CHALLENGE: Each line of the material below that holds the word "ylabel" needs to be copied.

====== GIVEN INFORMATION ======

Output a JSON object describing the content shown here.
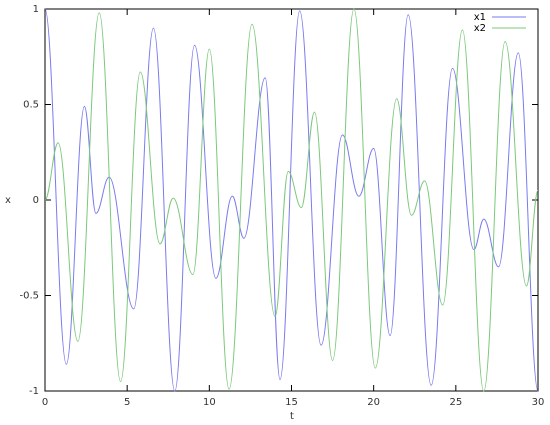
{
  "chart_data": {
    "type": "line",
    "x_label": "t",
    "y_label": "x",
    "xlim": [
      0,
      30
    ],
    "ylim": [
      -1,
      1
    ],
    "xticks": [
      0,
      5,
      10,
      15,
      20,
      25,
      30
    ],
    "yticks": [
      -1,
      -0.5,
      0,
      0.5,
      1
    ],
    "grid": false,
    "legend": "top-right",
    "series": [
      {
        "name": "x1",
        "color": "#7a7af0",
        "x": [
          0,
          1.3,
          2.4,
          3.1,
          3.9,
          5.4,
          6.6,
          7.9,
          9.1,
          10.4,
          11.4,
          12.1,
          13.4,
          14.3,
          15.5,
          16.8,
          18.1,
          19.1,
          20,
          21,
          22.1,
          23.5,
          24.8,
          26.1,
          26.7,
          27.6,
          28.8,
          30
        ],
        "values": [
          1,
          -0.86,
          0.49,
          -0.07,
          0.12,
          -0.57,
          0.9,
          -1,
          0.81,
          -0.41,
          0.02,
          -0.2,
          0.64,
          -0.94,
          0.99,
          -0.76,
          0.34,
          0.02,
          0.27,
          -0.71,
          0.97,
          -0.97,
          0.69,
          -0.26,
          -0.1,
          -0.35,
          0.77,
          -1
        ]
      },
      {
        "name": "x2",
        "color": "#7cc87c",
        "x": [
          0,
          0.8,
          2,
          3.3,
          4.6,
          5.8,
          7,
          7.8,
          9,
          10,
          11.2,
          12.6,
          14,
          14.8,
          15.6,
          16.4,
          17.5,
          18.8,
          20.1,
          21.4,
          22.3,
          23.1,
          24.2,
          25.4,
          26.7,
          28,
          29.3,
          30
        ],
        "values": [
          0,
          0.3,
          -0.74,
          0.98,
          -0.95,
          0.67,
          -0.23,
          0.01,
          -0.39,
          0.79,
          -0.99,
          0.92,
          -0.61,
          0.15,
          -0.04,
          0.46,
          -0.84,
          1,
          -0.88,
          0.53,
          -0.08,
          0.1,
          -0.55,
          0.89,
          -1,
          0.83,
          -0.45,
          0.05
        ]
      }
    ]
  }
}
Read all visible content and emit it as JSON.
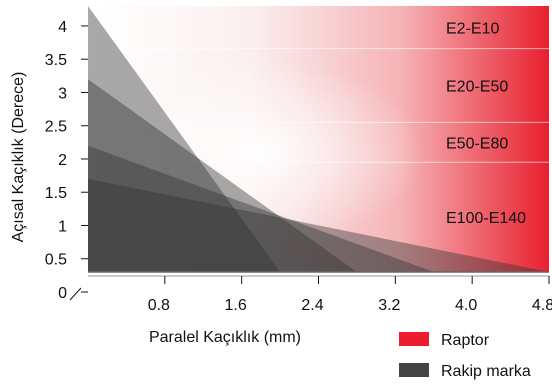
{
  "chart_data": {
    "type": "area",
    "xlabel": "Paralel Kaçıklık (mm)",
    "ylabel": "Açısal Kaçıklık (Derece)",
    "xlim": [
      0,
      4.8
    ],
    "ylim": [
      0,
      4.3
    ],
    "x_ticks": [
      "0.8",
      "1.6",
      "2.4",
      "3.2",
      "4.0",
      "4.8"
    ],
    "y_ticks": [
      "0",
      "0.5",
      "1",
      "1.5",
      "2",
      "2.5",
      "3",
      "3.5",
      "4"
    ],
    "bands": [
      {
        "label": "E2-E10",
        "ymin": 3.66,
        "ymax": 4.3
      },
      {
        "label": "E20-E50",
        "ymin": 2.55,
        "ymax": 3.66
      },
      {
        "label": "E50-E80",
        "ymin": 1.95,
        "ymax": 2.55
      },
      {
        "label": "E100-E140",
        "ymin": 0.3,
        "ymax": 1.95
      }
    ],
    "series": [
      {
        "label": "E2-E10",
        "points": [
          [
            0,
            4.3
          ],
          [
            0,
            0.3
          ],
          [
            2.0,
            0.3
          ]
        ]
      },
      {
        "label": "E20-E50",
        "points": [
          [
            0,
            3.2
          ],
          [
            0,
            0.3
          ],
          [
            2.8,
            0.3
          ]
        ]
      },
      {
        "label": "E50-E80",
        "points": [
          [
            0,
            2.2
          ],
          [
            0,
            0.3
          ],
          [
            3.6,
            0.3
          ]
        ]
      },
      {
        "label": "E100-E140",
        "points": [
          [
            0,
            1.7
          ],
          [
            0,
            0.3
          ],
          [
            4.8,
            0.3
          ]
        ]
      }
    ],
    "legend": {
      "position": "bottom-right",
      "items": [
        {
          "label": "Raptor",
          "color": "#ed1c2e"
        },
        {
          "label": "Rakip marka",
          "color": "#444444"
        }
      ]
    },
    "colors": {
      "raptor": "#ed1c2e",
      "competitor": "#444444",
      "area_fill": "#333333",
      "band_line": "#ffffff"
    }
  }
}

======
====== GIVEN INFORMATION ======

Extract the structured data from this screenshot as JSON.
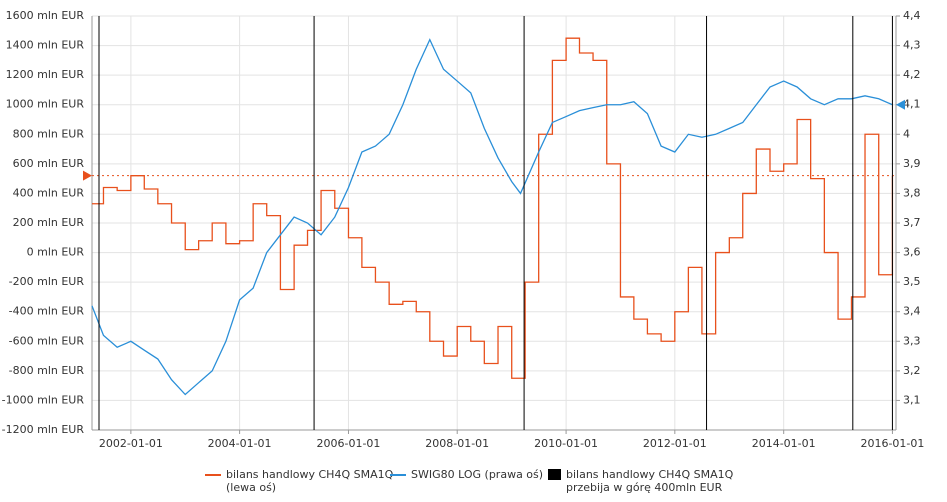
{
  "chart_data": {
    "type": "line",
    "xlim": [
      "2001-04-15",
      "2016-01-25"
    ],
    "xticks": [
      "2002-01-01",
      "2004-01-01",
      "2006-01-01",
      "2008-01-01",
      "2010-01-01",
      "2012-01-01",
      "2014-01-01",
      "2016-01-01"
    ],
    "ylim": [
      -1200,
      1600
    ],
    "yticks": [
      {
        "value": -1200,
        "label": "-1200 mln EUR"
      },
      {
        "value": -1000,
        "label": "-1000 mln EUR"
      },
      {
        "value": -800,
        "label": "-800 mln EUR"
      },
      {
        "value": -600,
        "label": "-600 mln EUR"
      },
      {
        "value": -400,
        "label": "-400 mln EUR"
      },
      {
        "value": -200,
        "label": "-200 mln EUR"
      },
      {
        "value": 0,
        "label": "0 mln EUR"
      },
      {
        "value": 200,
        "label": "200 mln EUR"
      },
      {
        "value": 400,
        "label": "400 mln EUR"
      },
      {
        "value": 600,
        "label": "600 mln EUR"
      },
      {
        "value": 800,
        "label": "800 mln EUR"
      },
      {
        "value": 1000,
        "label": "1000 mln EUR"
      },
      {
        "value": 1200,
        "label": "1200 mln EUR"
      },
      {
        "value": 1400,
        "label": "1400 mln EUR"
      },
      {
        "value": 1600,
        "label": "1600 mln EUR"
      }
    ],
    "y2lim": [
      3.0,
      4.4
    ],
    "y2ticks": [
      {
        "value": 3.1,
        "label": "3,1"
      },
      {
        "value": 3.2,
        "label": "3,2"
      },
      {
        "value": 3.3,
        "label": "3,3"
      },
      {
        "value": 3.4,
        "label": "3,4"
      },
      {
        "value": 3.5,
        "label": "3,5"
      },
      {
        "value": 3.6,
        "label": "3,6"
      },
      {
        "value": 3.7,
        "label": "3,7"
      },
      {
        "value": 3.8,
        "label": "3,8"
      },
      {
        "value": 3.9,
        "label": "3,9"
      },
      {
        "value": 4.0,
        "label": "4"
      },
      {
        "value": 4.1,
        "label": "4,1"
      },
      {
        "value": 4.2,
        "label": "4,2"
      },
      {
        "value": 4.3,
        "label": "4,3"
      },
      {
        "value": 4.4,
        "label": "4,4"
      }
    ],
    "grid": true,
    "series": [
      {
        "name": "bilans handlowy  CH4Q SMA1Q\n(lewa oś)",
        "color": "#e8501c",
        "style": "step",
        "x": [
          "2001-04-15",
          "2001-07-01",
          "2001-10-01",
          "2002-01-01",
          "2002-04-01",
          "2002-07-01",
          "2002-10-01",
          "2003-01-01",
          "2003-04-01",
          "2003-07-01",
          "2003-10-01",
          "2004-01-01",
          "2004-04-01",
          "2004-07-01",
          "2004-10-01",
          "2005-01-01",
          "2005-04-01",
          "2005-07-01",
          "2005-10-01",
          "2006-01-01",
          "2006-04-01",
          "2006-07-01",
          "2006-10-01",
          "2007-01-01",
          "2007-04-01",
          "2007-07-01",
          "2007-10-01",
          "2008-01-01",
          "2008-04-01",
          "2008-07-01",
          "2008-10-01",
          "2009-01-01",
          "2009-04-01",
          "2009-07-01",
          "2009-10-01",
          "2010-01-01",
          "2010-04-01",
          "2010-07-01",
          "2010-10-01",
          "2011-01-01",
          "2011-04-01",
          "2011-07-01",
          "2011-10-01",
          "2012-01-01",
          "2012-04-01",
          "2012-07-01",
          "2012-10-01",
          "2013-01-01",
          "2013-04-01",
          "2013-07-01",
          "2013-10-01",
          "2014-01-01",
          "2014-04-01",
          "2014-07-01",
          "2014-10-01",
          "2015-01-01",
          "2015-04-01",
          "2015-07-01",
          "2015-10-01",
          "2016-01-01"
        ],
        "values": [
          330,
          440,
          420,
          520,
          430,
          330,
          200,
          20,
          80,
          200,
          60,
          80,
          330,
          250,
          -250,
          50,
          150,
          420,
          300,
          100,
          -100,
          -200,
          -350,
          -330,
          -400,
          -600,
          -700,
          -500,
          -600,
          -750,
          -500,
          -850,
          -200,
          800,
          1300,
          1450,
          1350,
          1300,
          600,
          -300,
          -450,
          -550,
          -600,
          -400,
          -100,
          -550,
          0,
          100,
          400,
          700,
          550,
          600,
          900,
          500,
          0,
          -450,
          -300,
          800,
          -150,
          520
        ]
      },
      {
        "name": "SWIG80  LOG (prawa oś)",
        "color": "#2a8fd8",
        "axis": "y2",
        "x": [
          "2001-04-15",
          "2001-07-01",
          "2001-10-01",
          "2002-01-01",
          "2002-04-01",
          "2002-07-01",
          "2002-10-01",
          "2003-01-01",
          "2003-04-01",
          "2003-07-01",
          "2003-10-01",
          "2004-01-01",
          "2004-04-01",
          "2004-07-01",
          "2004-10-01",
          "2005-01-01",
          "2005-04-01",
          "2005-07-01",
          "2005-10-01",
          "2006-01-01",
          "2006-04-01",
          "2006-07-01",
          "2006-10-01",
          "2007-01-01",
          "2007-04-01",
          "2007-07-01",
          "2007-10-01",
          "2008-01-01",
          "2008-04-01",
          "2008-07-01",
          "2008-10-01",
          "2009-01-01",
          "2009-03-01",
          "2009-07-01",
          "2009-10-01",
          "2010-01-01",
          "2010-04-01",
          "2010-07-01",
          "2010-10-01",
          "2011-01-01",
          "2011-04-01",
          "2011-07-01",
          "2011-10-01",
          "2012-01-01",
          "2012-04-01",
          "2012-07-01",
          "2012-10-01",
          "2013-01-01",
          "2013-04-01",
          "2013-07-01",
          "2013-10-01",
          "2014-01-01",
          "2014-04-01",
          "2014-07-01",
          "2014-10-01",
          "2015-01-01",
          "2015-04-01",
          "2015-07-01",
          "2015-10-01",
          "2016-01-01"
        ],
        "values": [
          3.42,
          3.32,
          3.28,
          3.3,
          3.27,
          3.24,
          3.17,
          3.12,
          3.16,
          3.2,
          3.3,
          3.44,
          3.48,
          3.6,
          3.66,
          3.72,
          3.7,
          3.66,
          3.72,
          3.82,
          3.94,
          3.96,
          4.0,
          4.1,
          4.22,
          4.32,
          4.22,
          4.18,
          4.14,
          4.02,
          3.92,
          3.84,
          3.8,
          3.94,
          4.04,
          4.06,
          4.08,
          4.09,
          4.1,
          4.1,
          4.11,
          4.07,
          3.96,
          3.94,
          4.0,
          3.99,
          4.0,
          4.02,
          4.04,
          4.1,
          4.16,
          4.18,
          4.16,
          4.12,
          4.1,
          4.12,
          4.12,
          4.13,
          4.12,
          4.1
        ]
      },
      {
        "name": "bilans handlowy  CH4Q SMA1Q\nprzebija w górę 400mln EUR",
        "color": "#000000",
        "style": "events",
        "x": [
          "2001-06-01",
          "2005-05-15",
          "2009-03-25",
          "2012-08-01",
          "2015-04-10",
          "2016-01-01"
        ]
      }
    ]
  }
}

======
====== GIVEN INFORMATION ======

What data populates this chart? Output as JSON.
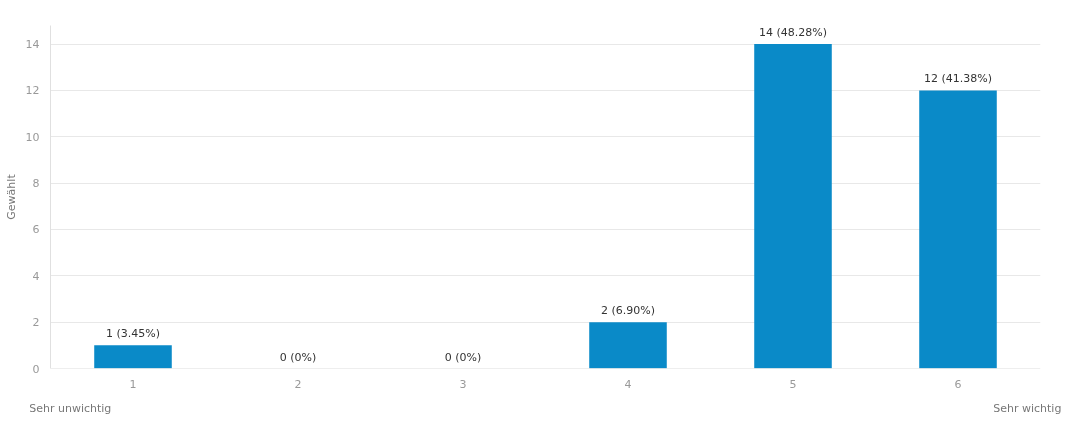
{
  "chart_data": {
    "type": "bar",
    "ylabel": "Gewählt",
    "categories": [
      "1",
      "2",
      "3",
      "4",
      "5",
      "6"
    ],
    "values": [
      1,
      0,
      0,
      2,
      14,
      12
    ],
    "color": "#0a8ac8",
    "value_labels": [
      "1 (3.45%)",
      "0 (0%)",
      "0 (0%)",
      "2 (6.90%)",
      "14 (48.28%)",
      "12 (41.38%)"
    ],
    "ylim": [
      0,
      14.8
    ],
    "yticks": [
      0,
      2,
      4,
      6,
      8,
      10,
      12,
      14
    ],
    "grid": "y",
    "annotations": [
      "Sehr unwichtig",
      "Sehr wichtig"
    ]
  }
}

======

OUTPUT:
    "ylabel": "Açısal Kaçıklık (Derece)",
    "ylabel": "Gewählt",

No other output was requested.